# WHAT TO PRODUCE
In full and without alteration, give the listing again.

# RECORDS FOR THIS EXERCISE
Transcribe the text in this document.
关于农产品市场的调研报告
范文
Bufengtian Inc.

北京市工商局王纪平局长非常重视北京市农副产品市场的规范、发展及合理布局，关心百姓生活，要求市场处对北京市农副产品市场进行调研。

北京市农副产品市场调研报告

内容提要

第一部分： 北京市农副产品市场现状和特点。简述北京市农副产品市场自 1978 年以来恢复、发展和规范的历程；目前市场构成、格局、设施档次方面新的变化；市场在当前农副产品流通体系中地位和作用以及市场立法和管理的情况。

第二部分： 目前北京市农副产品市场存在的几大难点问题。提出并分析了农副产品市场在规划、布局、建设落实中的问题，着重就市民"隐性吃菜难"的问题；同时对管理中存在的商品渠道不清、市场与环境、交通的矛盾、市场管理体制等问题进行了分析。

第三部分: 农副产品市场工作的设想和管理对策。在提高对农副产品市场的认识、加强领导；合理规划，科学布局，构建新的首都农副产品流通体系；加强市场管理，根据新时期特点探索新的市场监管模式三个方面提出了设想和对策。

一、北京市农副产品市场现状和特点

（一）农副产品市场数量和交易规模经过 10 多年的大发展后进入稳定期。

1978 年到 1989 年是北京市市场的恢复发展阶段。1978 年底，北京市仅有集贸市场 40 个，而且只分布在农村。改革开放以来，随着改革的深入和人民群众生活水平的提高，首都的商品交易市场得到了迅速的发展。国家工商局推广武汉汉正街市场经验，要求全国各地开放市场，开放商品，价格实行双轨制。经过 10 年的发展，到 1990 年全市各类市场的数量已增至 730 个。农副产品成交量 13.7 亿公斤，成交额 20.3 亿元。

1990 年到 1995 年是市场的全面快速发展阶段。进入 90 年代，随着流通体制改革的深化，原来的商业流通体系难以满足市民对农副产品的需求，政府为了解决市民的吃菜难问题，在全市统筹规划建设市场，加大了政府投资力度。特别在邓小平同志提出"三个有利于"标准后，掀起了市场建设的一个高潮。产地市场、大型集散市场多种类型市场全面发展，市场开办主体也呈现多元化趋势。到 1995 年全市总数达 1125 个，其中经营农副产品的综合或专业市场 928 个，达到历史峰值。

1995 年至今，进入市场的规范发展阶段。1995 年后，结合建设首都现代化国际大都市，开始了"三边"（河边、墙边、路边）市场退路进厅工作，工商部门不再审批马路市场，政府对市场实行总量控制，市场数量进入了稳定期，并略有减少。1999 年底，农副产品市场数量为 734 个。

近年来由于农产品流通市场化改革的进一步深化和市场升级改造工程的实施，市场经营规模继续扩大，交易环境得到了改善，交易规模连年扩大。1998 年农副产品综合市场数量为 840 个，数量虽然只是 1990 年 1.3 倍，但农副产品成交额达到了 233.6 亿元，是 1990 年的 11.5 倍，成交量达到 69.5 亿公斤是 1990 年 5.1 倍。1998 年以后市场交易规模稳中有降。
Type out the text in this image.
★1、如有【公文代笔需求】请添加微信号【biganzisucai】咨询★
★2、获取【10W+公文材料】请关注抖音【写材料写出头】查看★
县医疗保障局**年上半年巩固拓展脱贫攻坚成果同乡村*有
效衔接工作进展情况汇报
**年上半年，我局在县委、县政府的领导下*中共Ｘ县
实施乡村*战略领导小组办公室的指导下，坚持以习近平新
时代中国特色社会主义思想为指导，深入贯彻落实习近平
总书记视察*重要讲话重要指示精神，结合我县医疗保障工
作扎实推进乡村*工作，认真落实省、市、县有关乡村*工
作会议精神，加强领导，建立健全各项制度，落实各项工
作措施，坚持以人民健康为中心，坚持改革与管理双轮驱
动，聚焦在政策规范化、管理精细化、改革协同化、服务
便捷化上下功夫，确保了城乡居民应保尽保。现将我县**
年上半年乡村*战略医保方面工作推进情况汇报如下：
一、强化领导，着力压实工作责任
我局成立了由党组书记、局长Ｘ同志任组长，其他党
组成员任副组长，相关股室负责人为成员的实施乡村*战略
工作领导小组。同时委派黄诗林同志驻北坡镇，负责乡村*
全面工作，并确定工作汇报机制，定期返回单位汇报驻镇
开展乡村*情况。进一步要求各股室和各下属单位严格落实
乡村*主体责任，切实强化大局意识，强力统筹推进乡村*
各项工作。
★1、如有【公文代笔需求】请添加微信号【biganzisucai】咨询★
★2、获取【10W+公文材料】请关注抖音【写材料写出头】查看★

# WRITTEN RESPONSE
Transcribe the text in this document.
关于农产品市场的调研报告
范文
Bufengtian Inc.

北京市工商局王纪平局长非常重视北京市农副产品市场的规范、发展及合理布局，关心百姓生活，要求市场处对北京市农副产品市场进行调研。

北京市农副产品市场调研报告

内容提要

第一部分： 北京市农副产品市场现状和特点。简述北京市农副产品市场自 1978 年以来恢复、发展和规范的历程；目前市场构成、格局、设施档次方面新的变化；市场在当前农副产品流通体系中地位和作用以及市场立法和管理的情况。

第二部分： 目前北京市农副产品市场存在的几大难点问题。提出并分析了农副产品市场在规划、布局、建设落实中的问题，着重就市民"隐性吃菜难"的问题；同时对管理中存在的商品渠道不清、市场与环境、交通的矛盾、市场管理体制等问题进行了分析。

第三部分: 农副产品市场工作的设想和管理对策。在提高对农副产品市场的认识、加强领导；合理规划，科学布局，构建新的首都农副产品流通体系；加强市场管理，根据新时期特点探索新的市场监管模式三个方面提出了设想和对策。

一、北京市农副产品市场现状和特点

（一）农副产品市场数量和交易规模经过 10 多年的大发展后进入稳定期。

1978 年到 1989 年是北京市市场的恢复发展阶段。1978 年底，北京市仅有集贸市场 40 个，而且只分布在农村。改革开放以来，随着改革的深入和人民群众生活水平的提高，首都的商品交易市场得到了迅速的发展。国家工商局推广武汉汉正街市场经验，要求全国各地开放市场，开放商品，价格实行双轨制。经过 10 年的发展，到 1990 年全市各类市场的数量已增至 730 个。农副产品成交量 13.7 亿公斤，成交额 20.3 亿元。

1990 年到 1995 年是市场的全面快速发展阶段。进入 90 年代，随着流通体制改革的深化，原来的商业流通体系难以满足市民对农副产品的需求，政府为了解决市民的吃菜难问题，在全市统筹规划建设市场，加大了政府投资力度。特别在邓小平同志提出"三个有利于"标准后，掀起了市场建设的一个高潮。产地市场、大型集散市场多种类型市场全面发展，市场开办主体也呈现多元化趋势。到 1995 年全市总数达 1125 个，其中经营农副产品的综合或专业市场 928 个，达到历史峰值。

1995 年至今，进入市场的规范发展阶段。1995 年后，结合建设首都现代化国际大都市，开始了"三边"（河边、墙边、路边）市场退路进厅工作，工商部门不再审批马路市场，政府对市场实行总量控制，市场数量进入了稳定期，并略有减少。1999 年底，农副产品市场数量为 734 个。

近年来由于农产品流通市场化改革的进一步深化和市场升级改造工程的实施，市场经营规模继续扩大，交易环境得到了改善，交易规模连年扩大。1998 年农副产品综合市场数量为 840 个，数量虽然只是 1990 年 1.3 倍，但农副产品成交额达到了 233.6 亿元，是 1990 年的 11.5 倍，成交量达到 69.5 亿公斤是 1990 年 5.1 倍。1998 年以后市场交易规模稳中有降。
Type out the text in this image.
★1、如有【公文代笔需求】请添加微信号【biganzisucai】咨询★
★2、获取【10W+公文材料】请关注抖音【写材料写出头】查看★
县医疗保障局**年上半年巩固拓展脱贫攻坚成果同乡村*有
效衔接工作进展情况汇报
**年上半年，我局在县委、县政府的领导下*中共Ｘ县
实施乡村*战略领导小组办公室的指导下，坚持以习近平新
时代中国特色社会主义思想为指导，深入贯彻落实习近平
总书记视察*重要讲话重要指示精神，结合我县医疗保障工
作扎实推进乡村*工作，认真落实省、市、县有关乡村*工
作会议精神，加强领导，建立健全各项制度，落实各项工
作措施，坚持以人民健康为中心，坚持改革与管理双轮驱
动，聚焦在政策规范化、管理精细化、改革协同化、服务
便捷化上下功夫，确保了城乡居民应保尽保。现将我县**
年上半年乡村*战略医保方面工作推进情况汇报如下：
一、强化领导，着力压实工作责任
我局成立了由党组书记、局长Ｘ同志任组长，其他党
组成员任副组长，相关股室负责人为成员的实施乡村*战略
工作领导小组。同时委派黄诗林同志驻北坡镇，负责乡村*
全面工作，并确定工作汇报机制，定期返回单位汇报驻镇
开展乡村*情况。进一步要求各股室和各下属单位严格落实
乡村*主体责任，切实强化大局意识，强力统筹推进乡村*
各项工作。
★1、如有【公文代笔需求】请添加微信号【biganzisucai】咨询★
★2、获取【10W+公文材料】请关注抖音【写材料写出头】查看★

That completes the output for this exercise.